Please print every record below exactly as it appears.

[Dataset listings of figures]
________
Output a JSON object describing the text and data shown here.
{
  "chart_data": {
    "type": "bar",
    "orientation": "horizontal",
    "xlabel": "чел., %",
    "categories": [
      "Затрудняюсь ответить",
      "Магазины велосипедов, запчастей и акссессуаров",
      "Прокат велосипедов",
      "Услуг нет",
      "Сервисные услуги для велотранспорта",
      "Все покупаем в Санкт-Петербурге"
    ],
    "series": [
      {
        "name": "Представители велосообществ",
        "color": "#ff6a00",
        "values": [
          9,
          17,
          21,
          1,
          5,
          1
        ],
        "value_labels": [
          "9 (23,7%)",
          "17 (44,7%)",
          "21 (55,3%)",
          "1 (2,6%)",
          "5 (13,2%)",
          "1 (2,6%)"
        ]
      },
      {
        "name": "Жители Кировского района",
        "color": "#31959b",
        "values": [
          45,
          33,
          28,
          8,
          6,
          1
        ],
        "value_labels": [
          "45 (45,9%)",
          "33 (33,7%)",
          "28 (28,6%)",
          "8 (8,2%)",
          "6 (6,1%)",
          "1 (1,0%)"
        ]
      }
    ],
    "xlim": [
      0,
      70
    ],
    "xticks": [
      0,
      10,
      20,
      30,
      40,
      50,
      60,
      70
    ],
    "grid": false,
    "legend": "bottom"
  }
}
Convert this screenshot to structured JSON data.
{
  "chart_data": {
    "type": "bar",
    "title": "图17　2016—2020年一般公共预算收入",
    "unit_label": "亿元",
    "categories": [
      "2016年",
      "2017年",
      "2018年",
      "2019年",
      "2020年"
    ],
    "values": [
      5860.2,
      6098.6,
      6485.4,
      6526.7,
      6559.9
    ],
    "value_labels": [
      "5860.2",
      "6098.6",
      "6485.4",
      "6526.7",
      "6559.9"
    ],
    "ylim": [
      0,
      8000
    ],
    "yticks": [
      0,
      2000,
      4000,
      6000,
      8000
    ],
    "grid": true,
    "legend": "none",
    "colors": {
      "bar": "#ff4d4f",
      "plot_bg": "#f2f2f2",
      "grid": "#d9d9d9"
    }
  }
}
________
SOLVED PROBLEM >>
Output a JSON object describing the text and data shown here.
{
  "chart_data": {
    "type": "bar",
    "orientation": "horizontal",
    "xlabel": "чел., %",
    "categories": [
      "Затрудняюсь ответить",
      "Магазины велосипедов, запчастей и акссессуаров",
      "Прокат велосипедов",
      "Услуг нет",
      "Сервисные услуги для велотранспорта",
      "Все покупаем в Санкт-Петербурге"
    ],
    "series": [
      {
        "name": "Представители велосообществ",
        "color": "#ff6a00",
        "values": [
          9,
          17,
          21,
          1,
          5,
          1
        ],
        "value_labels": [
          "9 (23,7%)",
          "17 (44,7%)",
          "21 (55,3%)",
          "1 (2,6%)",
          "5 (13,2%)",
          "1 (2,6%)"
        ]
      },
      {
        "name": "Жители Кировского района",
        "color": "#31959b",
        "values": [
          45,
          33,
          28,
          8,
          6,
          1
        ],
        "value_labels": [
          "45 (45,9%)",
          "33 (33,7%)",
          "28 (28,6%)",
          "8 (8,2%)",
          "6 (6,1%)",
          "1 (1,0%)"
        ]
      }
    ],
    "xlim": [
      0,
      70
    ],
    "xticks": [
      0,
      10,
      20,
      30,
      40,
      50,
      60,
      70
    ],
    "grid": false,
    "legend": "bottom"
  }
}
Convert this screenshot to structured JSON data.
{
  "chart_data": {
    "type": "bar",
    "title": "图17　2016—2020年一般公共预算收入",
    "unit_label": "亿元",
    "categories": [
      "2016年",
      "2017年",
      "2018年",
      "2019年",
      "2020年"
    ],
    "values": [
      5860.2,
      6098.6,
      6485.4,
      6526.7,
      6559.9
    ],
    "value_labels": [
      "5860.2",
      "6098.6",
      "6485.4",
      "6526.7",
      "6559.9"
    ],
    "ylim": [
      0,
      8000
    ],
    "yticks": [
      0,
      2000,
      4000,
      6000,
      8000
    ],
    "grid": true,
    "legend": "none",
    "colors": {
      "bar": "#ff4d4f",
      "plot_bg": "#f2f2f2",
      "grid": "#d9d9d9"
    }
  }
}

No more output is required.